=== Exercise details ===
Reply with only the number of lines that contain the string "theo".

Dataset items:
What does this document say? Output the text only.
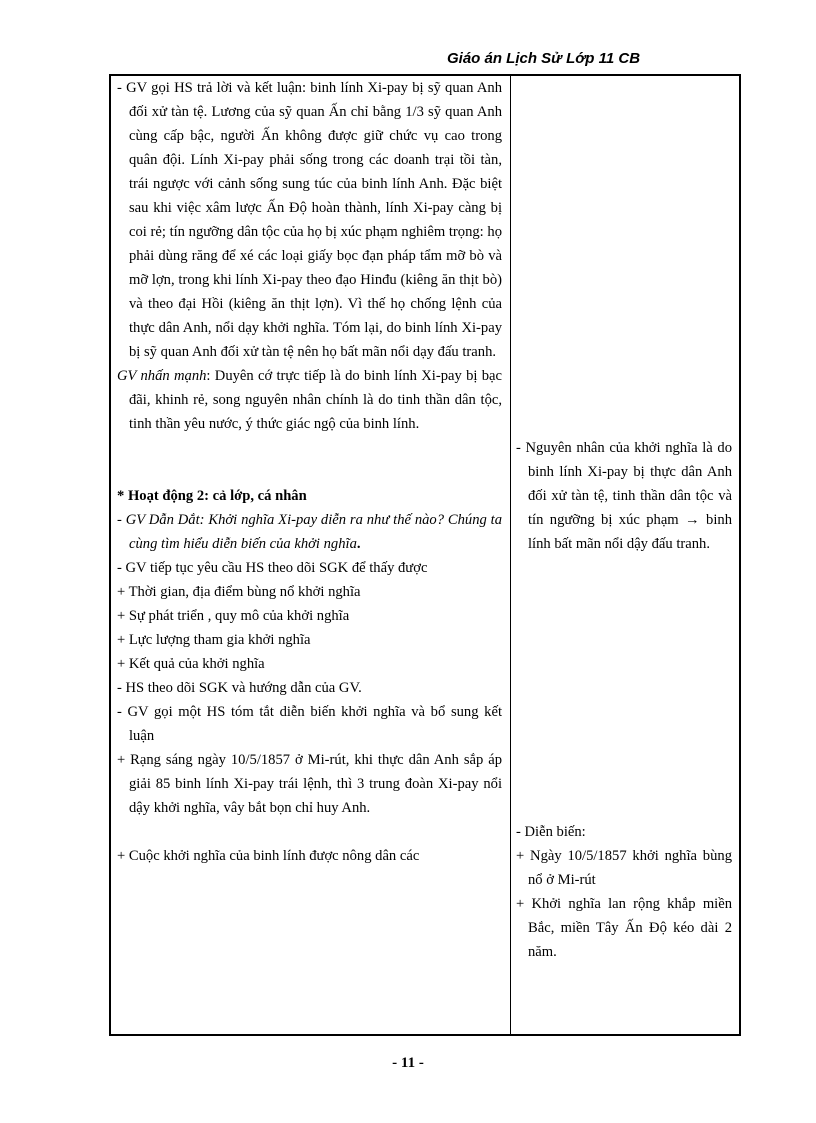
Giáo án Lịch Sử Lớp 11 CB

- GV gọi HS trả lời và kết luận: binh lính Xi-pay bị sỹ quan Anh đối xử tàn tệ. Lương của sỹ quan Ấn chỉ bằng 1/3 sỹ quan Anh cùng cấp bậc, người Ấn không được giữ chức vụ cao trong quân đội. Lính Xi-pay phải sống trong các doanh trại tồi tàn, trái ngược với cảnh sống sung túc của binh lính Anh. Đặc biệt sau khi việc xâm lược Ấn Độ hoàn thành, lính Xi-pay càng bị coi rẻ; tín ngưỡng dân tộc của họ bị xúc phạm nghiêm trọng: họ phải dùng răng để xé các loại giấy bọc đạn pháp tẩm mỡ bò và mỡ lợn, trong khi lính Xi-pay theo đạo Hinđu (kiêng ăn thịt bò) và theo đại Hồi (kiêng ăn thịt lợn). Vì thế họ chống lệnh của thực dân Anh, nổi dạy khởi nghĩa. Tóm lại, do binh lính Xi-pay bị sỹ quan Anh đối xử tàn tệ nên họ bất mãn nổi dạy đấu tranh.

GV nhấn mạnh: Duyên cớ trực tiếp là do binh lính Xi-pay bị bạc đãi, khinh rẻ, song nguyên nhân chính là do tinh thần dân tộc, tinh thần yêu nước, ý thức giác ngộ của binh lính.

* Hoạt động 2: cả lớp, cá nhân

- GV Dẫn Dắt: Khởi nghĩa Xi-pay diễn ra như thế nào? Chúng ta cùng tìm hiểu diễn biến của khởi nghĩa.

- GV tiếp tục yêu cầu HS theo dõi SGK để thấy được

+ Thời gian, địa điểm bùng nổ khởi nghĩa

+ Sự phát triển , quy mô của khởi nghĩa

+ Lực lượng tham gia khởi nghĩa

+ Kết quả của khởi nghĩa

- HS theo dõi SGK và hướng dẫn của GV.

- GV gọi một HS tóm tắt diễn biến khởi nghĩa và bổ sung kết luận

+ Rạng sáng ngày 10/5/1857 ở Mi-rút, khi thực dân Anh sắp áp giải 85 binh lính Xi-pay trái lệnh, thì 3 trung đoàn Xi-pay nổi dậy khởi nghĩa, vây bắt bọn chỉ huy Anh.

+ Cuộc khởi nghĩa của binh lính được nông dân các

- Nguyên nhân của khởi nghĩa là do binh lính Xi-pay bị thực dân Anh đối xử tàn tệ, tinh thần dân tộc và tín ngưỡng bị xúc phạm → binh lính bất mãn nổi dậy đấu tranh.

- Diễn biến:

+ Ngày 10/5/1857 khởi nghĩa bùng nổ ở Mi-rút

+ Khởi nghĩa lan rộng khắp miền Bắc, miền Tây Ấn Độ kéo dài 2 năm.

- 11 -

=== Expected output ===
3